>>>

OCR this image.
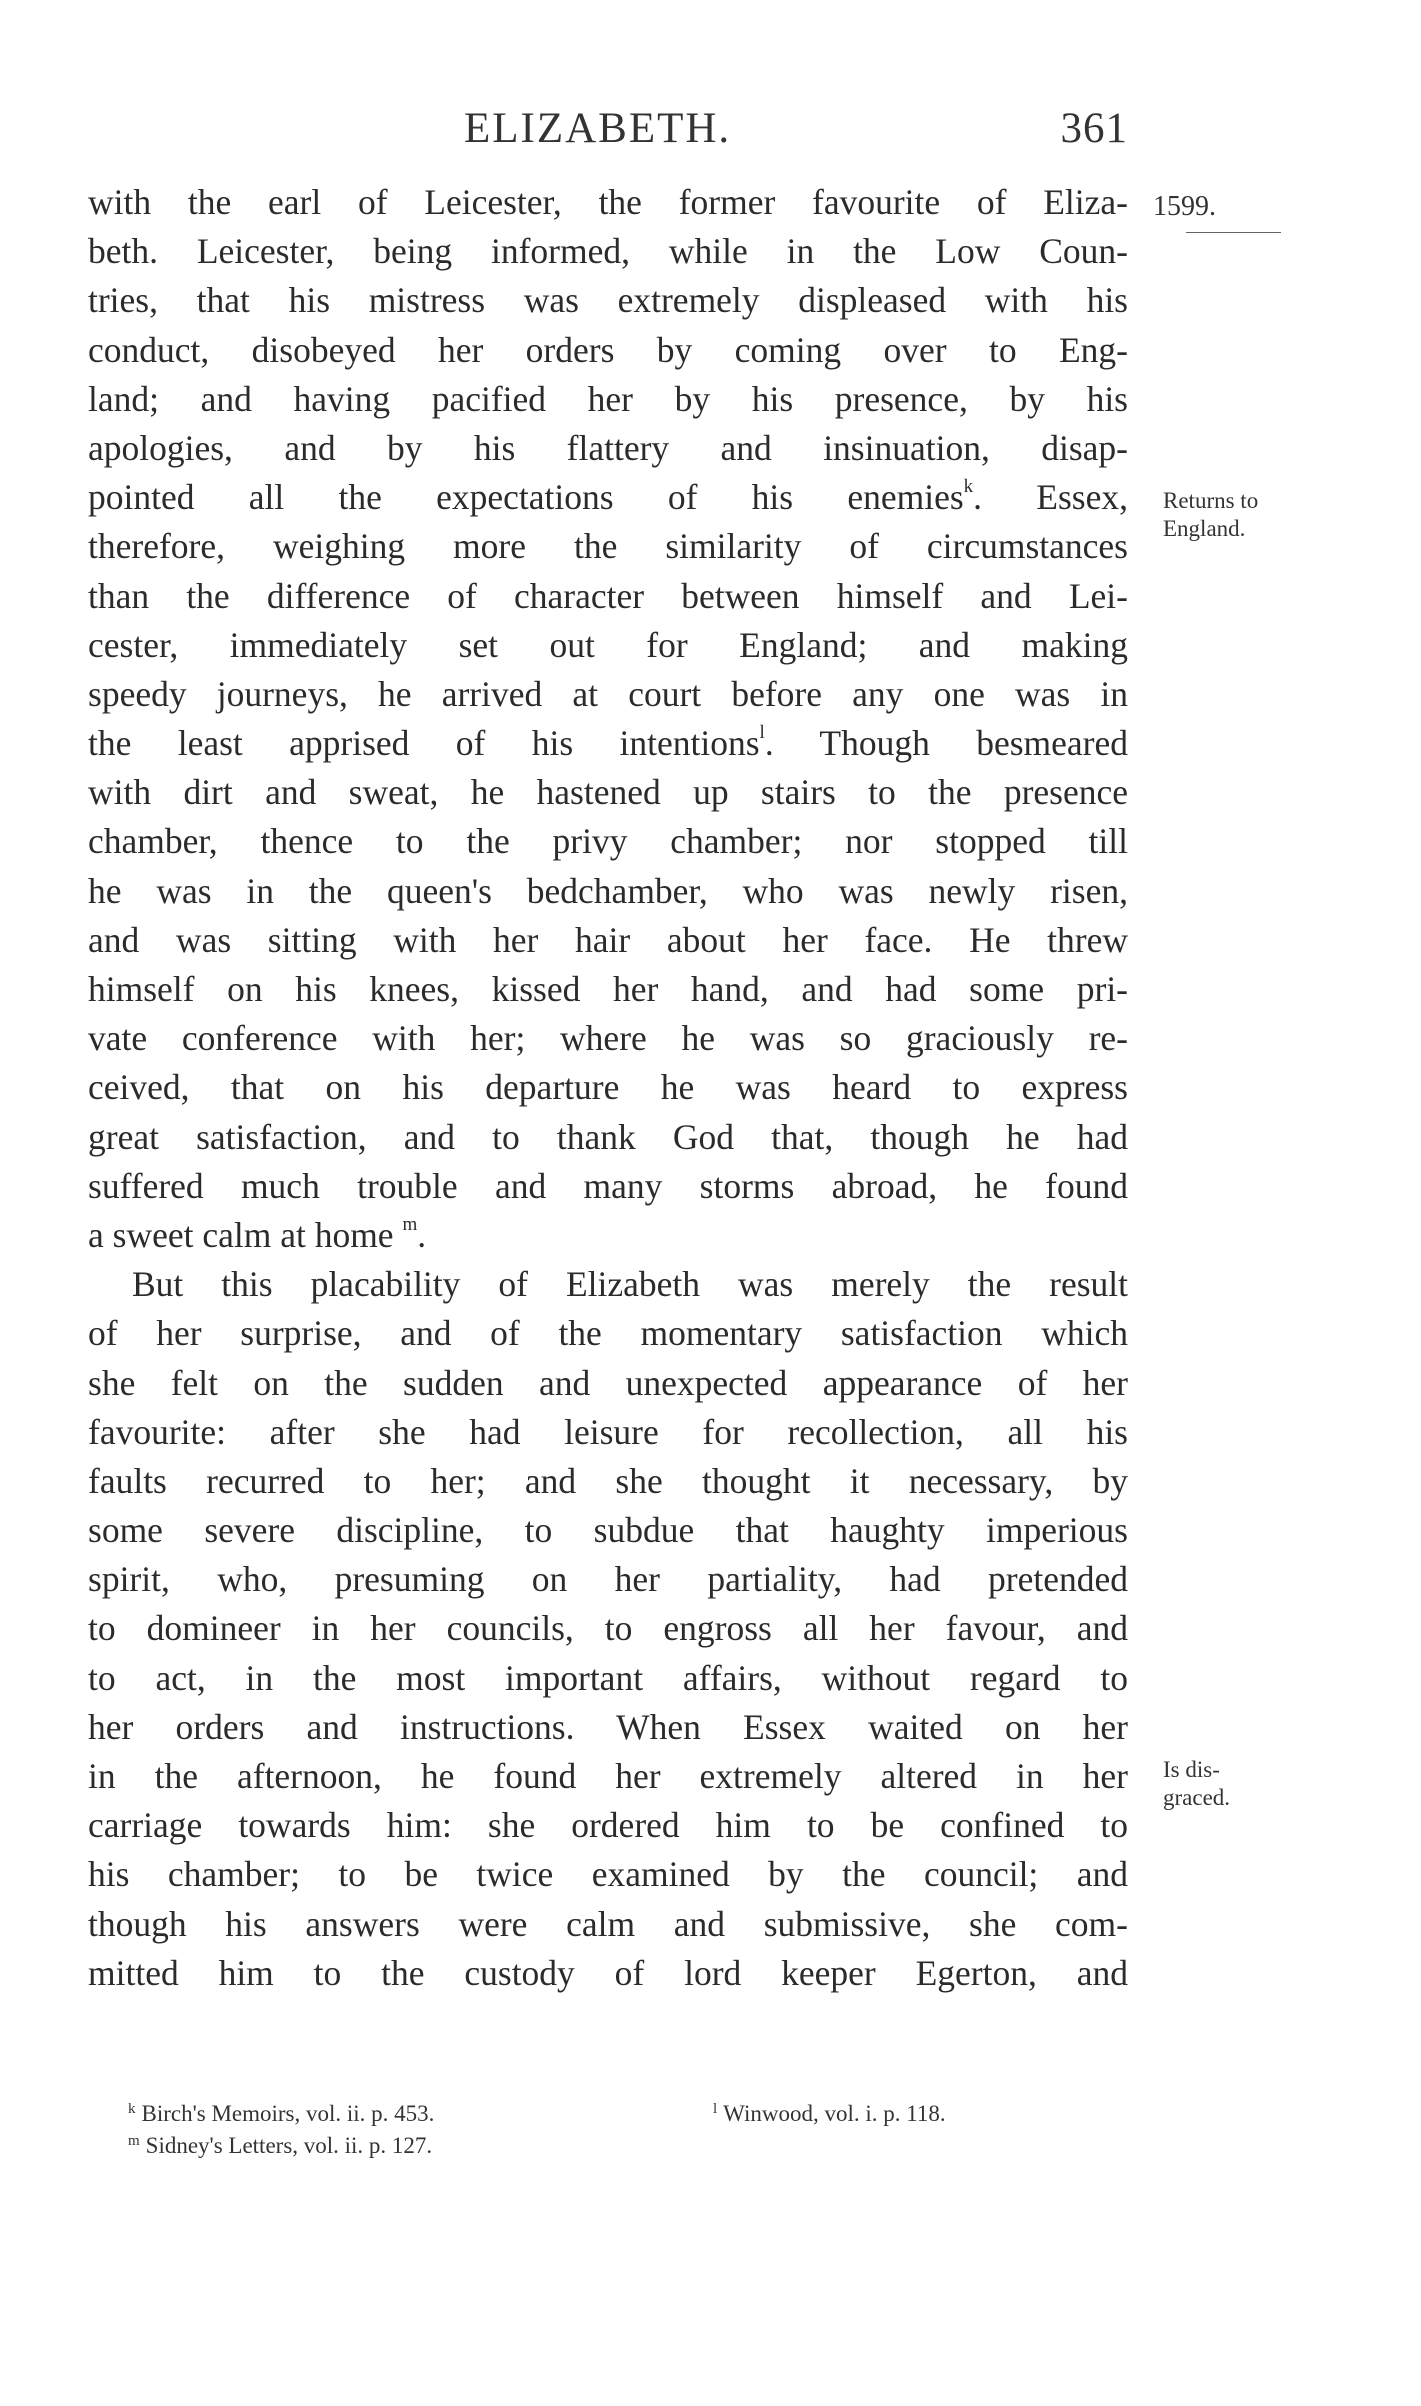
ELIZABETH.	361
1599.
Returns to
England.
Is dis-
graced.
with the earl of Leicester, the former favourite of Eliza-
beth. Leicester, being informed, while in the Low Coun-
tries, that his mistress was extremely displeased with his
conduct, disobeyed her orders by coming over to Eng-
land; and having pacified her by his presence, by his
apologies, and by his flattery and insinuation, disap-
pointed all the expectations of his enemies$^k$. Essex,
therefore, weighing more the similarity of circumstances
than the difference of character between himself and Lei-
cester, immediately set out for England; and making
speedy journeys, he arrived at court before any one was in
the least apprised of his intentions$^l$. Though besmeared
with dirt and sweat, he hastened up stairs to the presence
chamber, thence to the privy chamber; nor stopped till
he was in the queen's bedchamber, who was newly risen,
and was sitting with her hair about her face. He threw
himself on his knees, kissed her hand, and had some pri-
vate conference with her; where he was so graciously re-
ceived, that on his departure he was heard to express
great satisfaction, and to thank God that, though he had
suffered much trouble and many storms abroad, he found
a sweet calm at home $^m$.
But this placability of Elizabeth was merely the result
of her surprise, and of the momentary satisfaction which
she felt on the sudden and unexpected appearance of her
favourite: after she had leisure for recollection, all his
faults recurred to her; and she thought it necessary, by
some severe discipline, to subdue that haughty imperious
spirit, who, presuming on her partiality, had pretended
to domineer in her councils, to engross all her favour, and
to act, in the most important affairs, without regard to
her orders and instructions. When Essex waited on her
in the afternoon, he found her extremely altered in her
carriage towards him: she ordered him to be confined to
his chamber; to be twice examined by the council; and
though his answers were calm and submissive, she com-
mitted him to the custody of lord keeper Egerton, and
$^k$ Birch's Memoirs, vol. ii. p. 453.	$^l$ Winwood, vol. i. p. 118.
$^m$ Sidney's Letters, vol. ii. p. 127.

<<<

Job
Leave out every picture and copy the rest of the records exactly.

Solution to the exercise
OCR this image.
ELIZABETH.	361
1599.
Returns to
England.
Is dis-
graced.
with the earl of Leicester, the former favourite of Eliza-
beth. Leicester, being informed, while in the Low Coun-
tries, that his mistress was extremely displeased with his
conduct, disobeyed her orders by coming over to Eng-
land; and having pacified her by his presence, by his
apologies, and by his flattery and insinuation, disap-
pointed all the expectations of his enemies$^k$. Essex,
therefore, weighing more the similarity of circumstances
than the difference of character between himself and Lei-
cester, immediately set out for England; and making
speedy journeys, he arrived at court before any one was in
the least apprised of his intentions$^l$. Though besmeared
with dirt and sweat, he hastened up stairs to the presence
chamber, thence to the privy chamber; nor stopped till
he was in the queen's bedchamber, who was newly risen,
and was sitting with her hair about her face. He threw
himself on his knees, kissed her hand, and had some pri-
vate conference with her; where he was so graciously re-
ceived, that on his departure he was heard to express
great satisfaction, and to thank God that, though he had
suffered much trouble and many storms abroad, he found
a sweet calm at home $^m$.
But this placability of Elizabeth was merely the result
of her surprise, and of the momentary satisfaction which
she felt on the sudden and unexpected appearance of her
favourite: after she had leisure for recollection, all his
faults recurred to her; and she thought it necessary, by
some severe discipline, to subdue that haughty imperious
spirit, who, presuming on her partiality, had pretended
to domineer in her councils, to engross all her favour, and
to act, in the most important affairs, without regard to
her orders and instructions. When Essex waited on her
in the afternoon, he found her extremely altered in her
carriage towards him: she ordered him to be confined to
his chamber; to be twice examined by the council; and
though his answers were calm and submissive, she com-
mitted him to the custody of lord keeper Egerton, and
$^k$ Birch's Memoirs, vol. ii. p. 453.	$^l$ Winwood, vol. i. p. 118.
$^m$ Sidney's Letters, vol. ii. p. 127.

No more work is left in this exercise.